## Records
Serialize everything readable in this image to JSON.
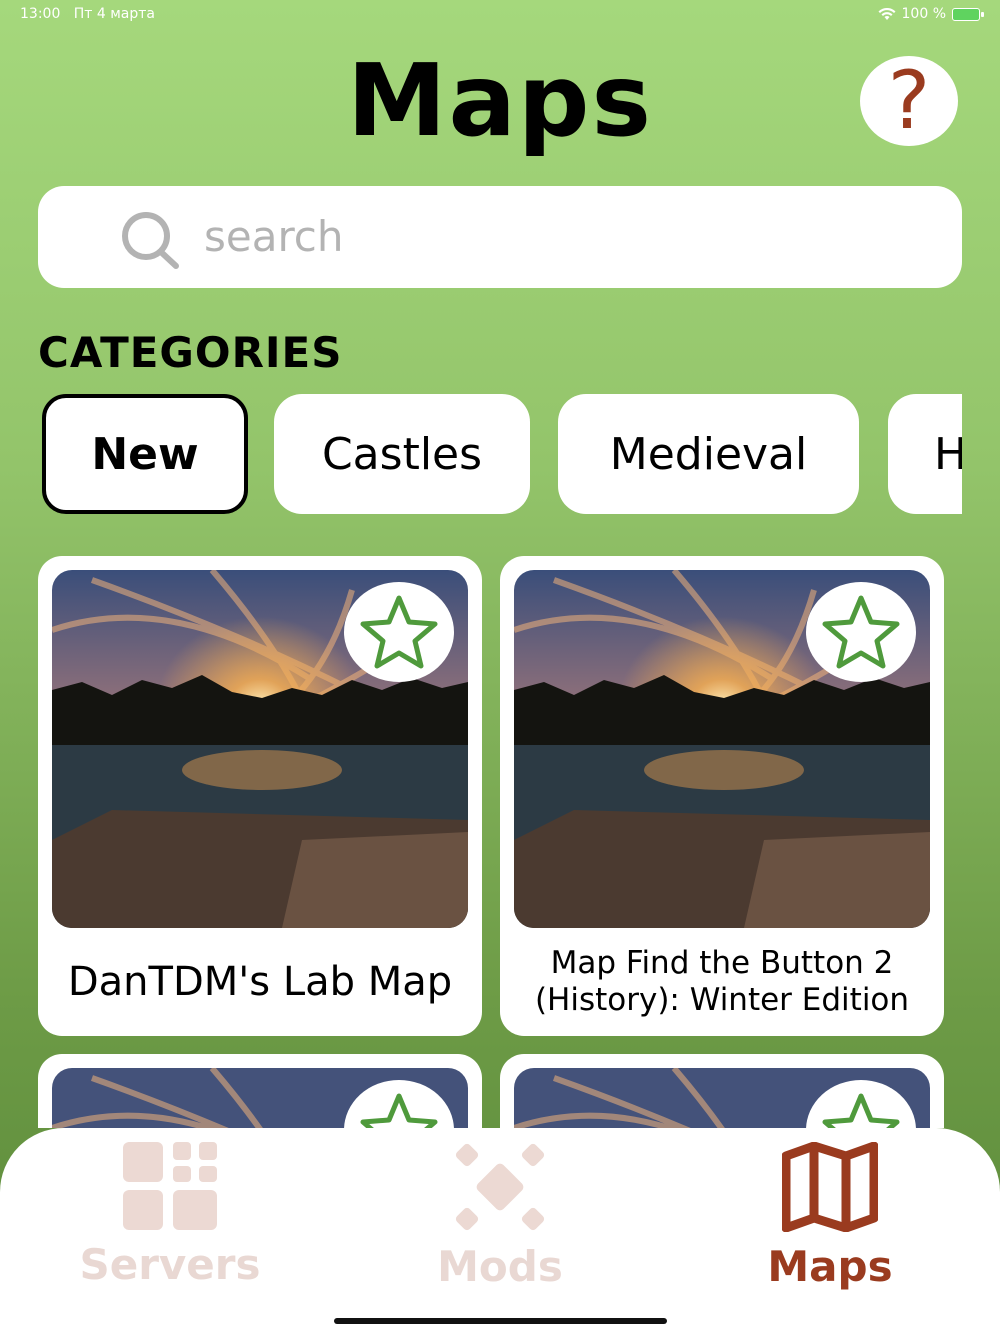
{
  "status_bar": {
    "time": "13:00",
    "date": "Пт 4 марта",
    "battery": "100 %"
  },
  "header": {
    "title": "Maps",
    "help_icon": "question-mark-icon",
    "help_label": "?"
  },
  "search": {
    "placeholder": "search",
    "value": "",
    "icon": "search-icon"
  },
  "categories": {
    "title": "CATEGORIES",
    "items": [
      {
        "label": "New",
        "active": true
      },
      {
        "label": "Castles",
        "active": false
      },
      {
        "label": "Medieval",
        "active": false
      },
      {
        "label": "H",
        "active": false
      }
    ]
  },
  "maps": [
    {
      "title": "DanTDM's Lab Map",
      "favorite": false,
      "favorite_icon": "star-outline-icon"
    },
    {
      "title": "Map Find the Button 2 (History): Winter Edition",
      "favorite": false,
      "favorite_icon": "star-outline-icon"
    },
    {
      "title": "",
      "favorite": false,
      "favorite_icon": "star-outline-icon"
    },
    {
      "title": "",
      "favorite": false,
      "favorite_icon": "star-outline-icon"
    }
  ],
  "tabbar": {
    "items": [
      {
        "label": "Servers",
        "icon": "grid-icon",
        "active": false
      },
      {
        "label": "Mods",
        "icon": "diamond-blocks-icon",
        "active": false
      },
      {
        "label": "Maps",
        "icon": "map-icon",
        "active": true
      }
    ]
  },
  "colors": {
    "accent": "#9a3b1f",
    "inactive_tab": "#e9d8d3",
    "background_top": "#a5d87c",
    "background_bottom": "#5b8a3a",
    "star": "#4f9a3c"
  }
}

## Task to complete
Copy the records exactly. Skip the pictures.

## Solution to this problem
Serialize everything readable in this image to JSON.
{
  "status_bar": {
    "time": "13:00",
    "date": "Пт 4 марта",
    "battery": "100 %"
  },
  "header": {
    "title": "Maps",
    "help_icon": "question-mark-icon",
    "help_label": "?"
  },
  "search": {
    "placeholder": "search",
    "value": "",
    "icon": "search-icon"
  },
  "categories": {
    "title": "CATEGORIES",
    "items": [
      {
        "label": "New",
        "active": true
      },
      {
        "label": "Castles",
        "active": false
      },
      {
        "label": "Medieval",
        "active": false
      },
      {
        "label": "H",
        "active": false
      }
    ]
  },
  "maps": [
    {
      "title": "DanTDM's Lab Map",
      "favorite": false,
      "favorite_icon": "star-outline-icon"
    },
    {
      "title": "Map Find the Button 2 (History): Winter Edition",
      "favorite": false,
      "favorite_icon": "star-outline-icon"
    },
    {
      "title": "",
      "favorite": false,
      "favorite_icon": "star-outline-icon"
    },
    {
      "title": "",
      "favorite": false,
      "favorite_icon": "star-outline-icon"
    }
  ],
  "tabbar": {
    "items": [
      {
        "label": "Servers",
        "icon": "grid-icon",
        "active": false
      },
      {
        "label": "Mods",
        "icon": "diamond-blocks-icon",
        "active": false
      },
      {
        "label": "Maps",
        "icon": "map-icon",
        "active": true
      }
    ]
  },
  "colors": {
    "accent": "#9a3b1f",
    "inactive_tab": "#e9d8d3",
    "background_top": "#a5d87c",
    "background_bottom": "#5b8a3a",
    "star": "#4f9a3c"
  }
}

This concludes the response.